### INSTRUCTIONS FOR THE TASK:
Write the data out again exactly, with no pictures.

%%

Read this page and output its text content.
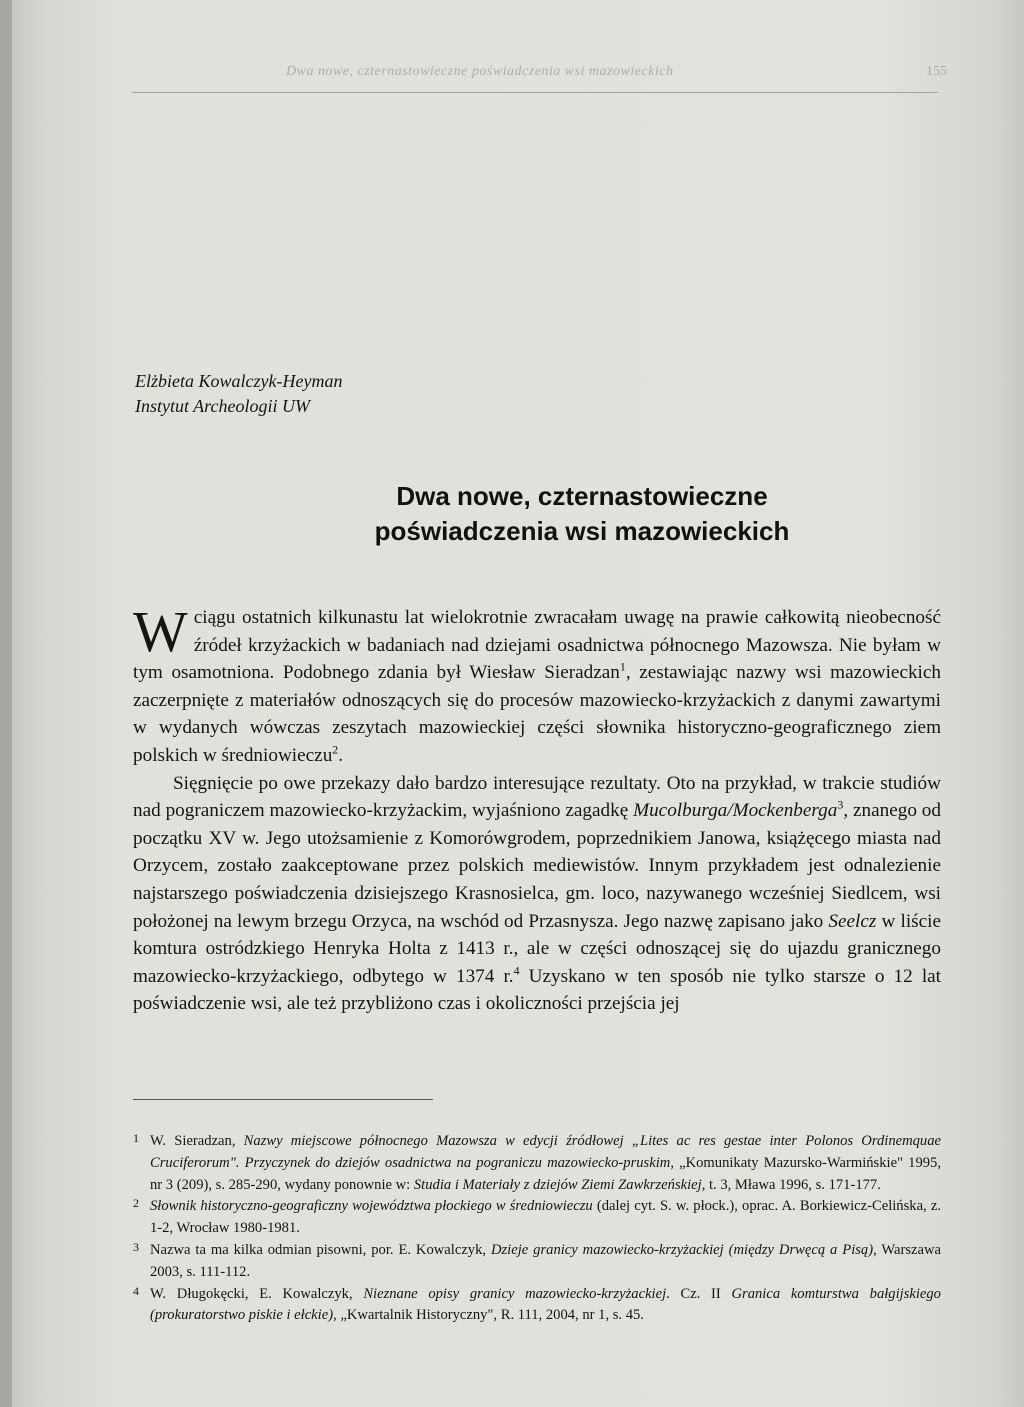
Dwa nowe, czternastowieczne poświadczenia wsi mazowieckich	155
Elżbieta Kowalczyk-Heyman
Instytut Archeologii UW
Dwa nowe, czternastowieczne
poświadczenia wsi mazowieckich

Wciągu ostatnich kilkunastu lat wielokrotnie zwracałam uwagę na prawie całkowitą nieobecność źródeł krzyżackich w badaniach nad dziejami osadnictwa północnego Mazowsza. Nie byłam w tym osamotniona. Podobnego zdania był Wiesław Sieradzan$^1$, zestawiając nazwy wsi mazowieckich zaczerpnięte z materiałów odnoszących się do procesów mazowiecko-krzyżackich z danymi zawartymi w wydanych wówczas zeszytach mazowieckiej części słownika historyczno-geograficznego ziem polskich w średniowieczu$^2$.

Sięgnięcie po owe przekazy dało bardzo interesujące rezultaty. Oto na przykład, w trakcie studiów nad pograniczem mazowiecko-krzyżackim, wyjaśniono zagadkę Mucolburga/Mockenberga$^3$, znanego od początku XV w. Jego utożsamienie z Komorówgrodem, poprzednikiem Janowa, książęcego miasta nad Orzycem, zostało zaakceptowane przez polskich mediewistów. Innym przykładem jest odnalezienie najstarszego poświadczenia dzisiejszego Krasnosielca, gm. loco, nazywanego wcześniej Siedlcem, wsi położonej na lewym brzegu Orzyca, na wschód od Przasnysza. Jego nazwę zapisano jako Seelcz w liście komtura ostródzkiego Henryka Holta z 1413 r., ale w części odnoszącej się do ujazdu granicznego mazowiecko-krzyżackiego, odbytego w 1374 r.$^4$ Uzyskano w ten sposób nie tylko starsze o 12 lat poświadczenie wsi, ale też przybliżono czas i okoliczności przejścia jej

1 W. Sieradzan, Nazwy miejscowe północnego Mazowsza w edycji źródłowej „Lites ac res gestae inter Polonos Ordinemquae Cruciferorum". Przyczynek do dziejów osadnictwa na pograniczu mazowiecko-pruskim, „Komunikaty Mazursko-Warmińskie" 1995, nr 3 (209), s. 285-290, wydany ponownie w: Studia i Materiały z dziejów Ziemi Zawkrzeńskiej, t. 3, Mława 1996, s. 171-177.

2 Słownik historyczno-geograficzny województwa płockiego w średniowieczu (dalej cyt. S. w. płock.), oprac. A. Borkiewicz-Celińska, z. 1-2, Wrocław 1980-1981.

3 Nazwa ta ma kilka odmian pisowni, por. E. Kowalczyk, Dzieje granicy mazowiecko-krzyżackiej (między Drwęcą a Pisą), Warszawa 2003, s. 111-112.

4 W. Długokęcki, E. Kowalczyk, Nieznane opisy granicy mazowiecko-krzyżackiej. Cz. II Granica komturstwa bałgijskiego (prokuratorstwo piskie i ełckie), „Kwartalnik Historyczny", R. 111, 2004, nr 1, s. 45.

%%

### SOLUTION BELOW:
Read this page and output its text content.
Dwa nowe, czternastowieczne poświadczenia wsi mazowieckich	155
Elżbieta Kowalczyk-Heyman
Instytut Archeologii UW
Dwa nowe, czternastowieczne
poświadczenia wsi mazowieckich

Wciągu ostatnich kilkunastu lat wielokrotnie zwracałam uwagę na prawie całkowitą nieobecność źródeł krzyżackich w badaniach nad dziejami osadnictwa północnego Mazowsza. Nie byłam w tym osamotniona. Podobnego zdania był Wiesław Sieradzan$^1$, zestawiając nazwy wsi mazowieckich zaczerpnięte z materiałów odnoszących się do procesów mazowiecko-krzyżackich z danymi zawartymi w wydanych wówczas zeszytach mazowieckiej części słownika historyczno-geograficznego ziem polskich w średniowieczu$^2$.

Sięgnięcie po owe przekazy dało bardzo interesujące rezultaty. Oto na przykład, w trakcie studiów nad pograniczem mazowiecko-krzyżackim, wyjaśniono zagadkę Mucolburga/Mockenberga$^3$, znanego od początku XV w. Jego utożsamienie z Komorówgrodem, poprzednikiem Janowa, książęcego miasta nad Orzycem, zostało zaakceptowane przez polskich mediewistów. Innym przykładem jest odnalezienie najstarszego poświadczenia dzisiejszego Krasnosielca, gm. loco, nazywanego wcześniej Siedlcem, wsi położonej na lewym brzegu Orzyca, na wschód od Przasnysza. Jego nazwę zapisano jako Seelcz w liście komtura ostródzkiego Henryka Holta z 1413 r., ale w części odnoszącej się do ujazdu granicznego mazowiecko-krzyżackiego, odbytego w 1374 r.$^4$ Uzyskano w ten sposób nie tylko starsze o 12 lat poświadczenie wsi, ale też przybliżono czas i okoliczności przejścia jej

1 W. Sieradzan, Nazwy miejscowe północnego Mazowsza w edycji źródłowej „Lites ac res gestae inter Polonos Ordinemquae Cruciferorum". Przyczynek do dziejów osadnictwa na pograniczu mazowiecko-pruskim, „Komunikaty Mazursko-Warmińskie" 1995, nr 3 (209), s. 285-290, wydany ponownie w: Studia i Materiały z dziejów Ziemi Zawkrzeńskiej, t. 3, Mława 1996, s. 171-177.

2 Słownik historyczno-geograficzny województwa płockiego w średniowieczu (dalej cyt. S. w. płock.), oprac. A. Borkiewicz-Celińska, z. 1-2, Wrocław 1980-1981.

3 Nazwa ta ma kilka odmian pisowni, por. E. Kowalczyk, Dzieje granicy mazowiecko-krzyżackiej (między Drwęcą a Pisą), Warszawa 2003, s. 111-112.

4 W. Długokęcki, E. Kowalczyk, Nieznane opisy granicy mazowiecko-krzyżackiej. Cz. II Granica komturstwa bałgijskiego (prokuratorstwo piskie i ełckie), „Kwartalnik Historyczny", R. 111, 2004, nr 1, s. 45.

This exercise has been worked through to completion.